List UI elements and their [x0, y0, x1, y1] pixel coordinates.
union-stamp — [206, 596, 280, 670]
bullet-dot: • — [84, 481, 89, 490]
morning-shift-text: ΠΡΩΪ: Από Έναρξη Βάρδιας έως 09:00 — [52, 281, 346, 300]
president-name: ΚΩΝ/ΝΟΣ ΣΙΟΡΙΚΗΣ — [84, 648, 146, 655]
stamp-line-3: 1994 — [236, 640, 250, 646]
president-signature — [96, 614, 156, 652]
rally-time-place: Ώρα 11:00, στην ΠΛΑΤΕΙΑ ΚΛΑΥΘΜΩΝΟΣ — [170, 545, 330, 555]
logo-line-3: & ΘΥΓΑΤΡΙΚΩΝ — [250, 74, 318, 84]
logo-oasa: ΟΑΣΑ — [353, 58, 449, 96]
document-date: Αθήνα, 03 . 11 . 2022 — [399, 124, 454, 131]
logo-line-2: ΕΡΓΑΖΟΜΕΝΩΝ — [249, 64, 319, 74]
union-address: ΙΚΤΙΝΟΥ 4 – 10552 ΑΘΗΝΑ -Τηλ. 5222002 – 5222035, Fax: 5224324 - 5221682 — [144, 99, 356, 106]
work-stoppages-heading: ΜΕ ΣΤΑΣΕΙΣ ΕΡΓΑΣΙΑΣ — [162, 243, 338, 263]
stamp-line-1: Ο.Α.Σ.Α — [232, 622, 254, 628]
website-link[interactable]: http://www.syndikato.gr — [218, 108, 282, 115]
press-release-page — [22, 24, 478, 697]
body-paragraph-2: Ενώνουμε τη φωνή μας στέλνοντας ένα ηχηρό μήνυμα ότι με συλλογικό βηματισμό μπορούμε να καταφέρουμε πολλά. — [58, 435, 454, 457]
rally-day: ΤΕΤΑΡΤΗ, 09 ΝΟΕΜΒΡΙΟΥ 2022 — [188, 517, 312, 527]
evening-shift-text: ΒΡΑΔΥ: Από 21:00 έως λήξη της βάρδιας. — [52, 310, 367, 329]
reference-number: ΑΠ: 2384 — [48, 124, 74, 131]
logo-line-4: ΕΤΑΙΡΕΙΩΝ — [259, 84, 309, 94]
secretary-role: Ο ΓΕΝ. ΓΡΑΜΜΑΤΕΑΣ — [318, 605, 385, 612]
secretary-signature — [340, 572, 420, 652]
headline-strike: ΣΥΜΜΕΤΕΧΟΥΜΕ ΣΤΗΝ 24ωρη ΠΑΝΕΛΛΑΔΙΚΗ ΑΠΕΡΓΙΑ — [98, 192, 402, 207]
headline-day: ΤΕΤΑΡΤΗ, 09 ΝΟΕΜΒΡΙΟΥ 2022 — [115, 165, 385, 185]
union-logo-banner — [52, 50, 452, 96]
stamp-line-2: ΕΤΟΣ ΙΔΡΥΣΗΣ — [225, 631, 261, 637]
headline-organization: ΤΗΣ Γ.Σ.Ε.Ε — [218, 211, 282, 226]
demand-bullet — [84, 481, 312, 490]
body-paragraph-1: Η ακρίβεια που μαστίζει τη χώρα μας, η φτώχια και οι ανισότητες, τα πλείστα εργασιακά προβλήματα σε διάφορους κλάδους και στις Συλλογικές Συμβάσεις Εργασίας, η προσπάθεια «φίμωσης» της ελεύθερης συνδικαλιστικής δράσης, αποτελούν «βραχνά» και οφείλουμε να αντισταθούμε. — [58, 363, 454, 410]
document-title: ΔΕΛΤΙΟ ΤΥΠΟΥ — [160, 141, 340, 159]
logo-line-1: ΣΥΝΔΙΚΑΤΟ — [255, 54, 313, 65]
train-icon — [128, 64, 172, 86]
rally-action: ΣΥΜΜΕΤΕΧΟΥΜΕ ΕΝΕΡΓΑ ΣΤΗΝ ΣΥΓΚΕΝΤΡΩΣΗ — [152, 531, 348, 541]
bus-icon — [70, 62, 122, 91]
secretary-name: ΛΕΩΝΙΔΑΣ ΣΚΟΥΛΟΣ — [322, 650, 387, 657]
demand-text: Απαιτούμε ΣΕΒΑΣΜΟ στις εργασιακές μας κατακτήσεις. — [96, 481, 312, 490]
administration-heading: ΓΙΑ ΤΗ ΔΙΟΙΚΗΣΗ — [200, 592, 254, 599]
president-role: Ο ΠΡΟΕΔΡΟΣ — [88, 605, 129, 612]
====
Return every entry above verbatim, line for line, in the same order, adding nothing and omitting nothing.

List UI elements and their [x0, y0, x1, y1] pixel coordinates.
union-stamp — [206, 596, 280, 670]
bullet-dot: • — [84, 481, 89, 490]
morning-shift-text: ΠΡΩΪ: Από Έναρξη Βάρδιας έως 09:00 — [52, 281, 346, 300]
president-name: ΚΩΝ/ΝΟΣ ΣΙΟΡΙΚΗΣ — [84, 648, 146, 655]
stamp-line-3: 1994 — [236, 640, 250, 646]
president-signature — [96, 614, 156, 652]
rally-time-place: Ώρα 11:00, στην ΠΛΑΤΕΙΑ ΚΛΑΥΘΜΩΝΟΣ — [170, 545, 330, 555]
logo-line-3: & ΘΥΓΑΤΡΙΚΩΝ — [250, 74, 318, 84]
logo-oasa: ΟΑΣΑ — [353, 58, 449, 96]
document-date: Αθήνα, 03 . 11 . 2022 — [399, 124, 454, 131]
logo-line-2: ΕΡΓΑΖΟΜΕΝΩΝ — [249, 64, 319, 74]
union-address: ΙΚΤΙΝΟΥ 4 – 10552 ΑΘΗΝΑ -Τηλ. 5222002 – 5222035, Fax: 5224324 - 5221682 — [144, 99, 356, 106]
work-stoppages-heading: ΜΕ ΣΤΑΣΕΙΣ ΕΡΓΑΣΙΑΣ — [162, 243, 338, 263]
stamp-line-1: Ο.Α.Σ.Α — [232, 622, 254, 628]
website-link[interactable]: http://www.syndikato.gr — [218, 108, 282, 115]
press-release-page — [22, 24, 478, 697]
body-paragraph-2: Ενώνουμε τη φωνή μας στέλνοντας ένα ηχηρό μήνυμα ότι με συλλογικό βηματισμό μπορούμε να καταφέρουμε πολλά. — [58, 435, 454, 457]
rally-day: ΤΕΤΑΡΤΗ, 09 ΝΟΕΜΒΡΙΟΥ 2022 — [188, 517, 312, 527]
evening-shift-text: ΒΡΑΔΥ: Από 21:00 έως λήξη της βάρδιας. — [52, 310, 367, 329]
reference-number: ΑΠ: 2384 — [48, 124, 74, 131]
logo-line-4: ΕΤΑΙΡΕΙΩΝ — [259, 84, 309, 94]
secretary-role: Ο ΓΕΝ. ΓΡΑΜΜΑΤΕΑΣ — [318, 605, 385, 612]
secretary-signature — [340, 572, 420, 652]
headline-strike: ΣΥΜΜΕΤΕΧΟΥΜΕ ΣΤΗΝ 24ωρη ΠΑΝΕΛΛΑΔΙΚΗ ΑΠΕΡΓΙΑ — [98, 192, 402, 207]
headline-day: ΤΕΤΑΡΤΗ, 09 ΝΟΕΜΒΡΙΟΥ 2022 — [115, 165, 385, 185]
union-logo-banner — [52, 50, 452, 96]
stamp-line-2: ΕΤΟΣ ΙΔΡΥΣΗΣ — [225, 631, 261, 637]
headline-organization: ΤΗΣ Γ.Σ.Ε.Ε — [218, 211, 282, 226]
demand-bullet — [84, 481, 312, 490]
body-paragraph-1: Η ακρίβεια που μαστίζει τη χώρα μας, η φτώχια και οι ανισότητες, τα πλείστα εργασιακά προβλήματα σε διάφορους κλάδους και στις Συλλογικές Συμβάσεις Εργασίας, η προσπάθεια «φίμωσης» της ελεύθερης συνδικαλιστικής δράσης, αποτελούν «βραχνά» και οφείλουμε να αντισταθούμε. — [58, 363, 454, 410]
document-title: ΔΕΛΤΙΟ ΤΥΠΟΥ — [160, 141, 340, 159]
logo-line-1: ΣΥΝΔΙΚΑΤΟ — [255, 54, 313, 65]
train-icon — [128, 64, 172, 86]
rally-action: ΣΥΜΜΕΤΕΧΟΥΜΕ ΕΝΕΡΓΑ ΣΤΗΝ ΣΥΓΚΕΝΤΡΩΣΗ — [152, 531, 348, 541]
bus-icon — [70, 62, 122, 91]
secretary-name: ΛΕΩΝΙΔΑΣ ΣΚΟΥΛΟΣ — [322, 650, 387, 657]
demand-text: Απαιτούμε ΣΕΒΑΣΜΟ στις εργασιακές μας κατακτήσεις. — [96, 481, 312, 490]
administration-heading: ΓΙΑ ΤΗ ΔΙΟΙΚΗΣΗ — [200, 592, 254, 599]
president-role: Ο ΠΡΟΕΔΡΟΣ — [88, 605, 129, 612]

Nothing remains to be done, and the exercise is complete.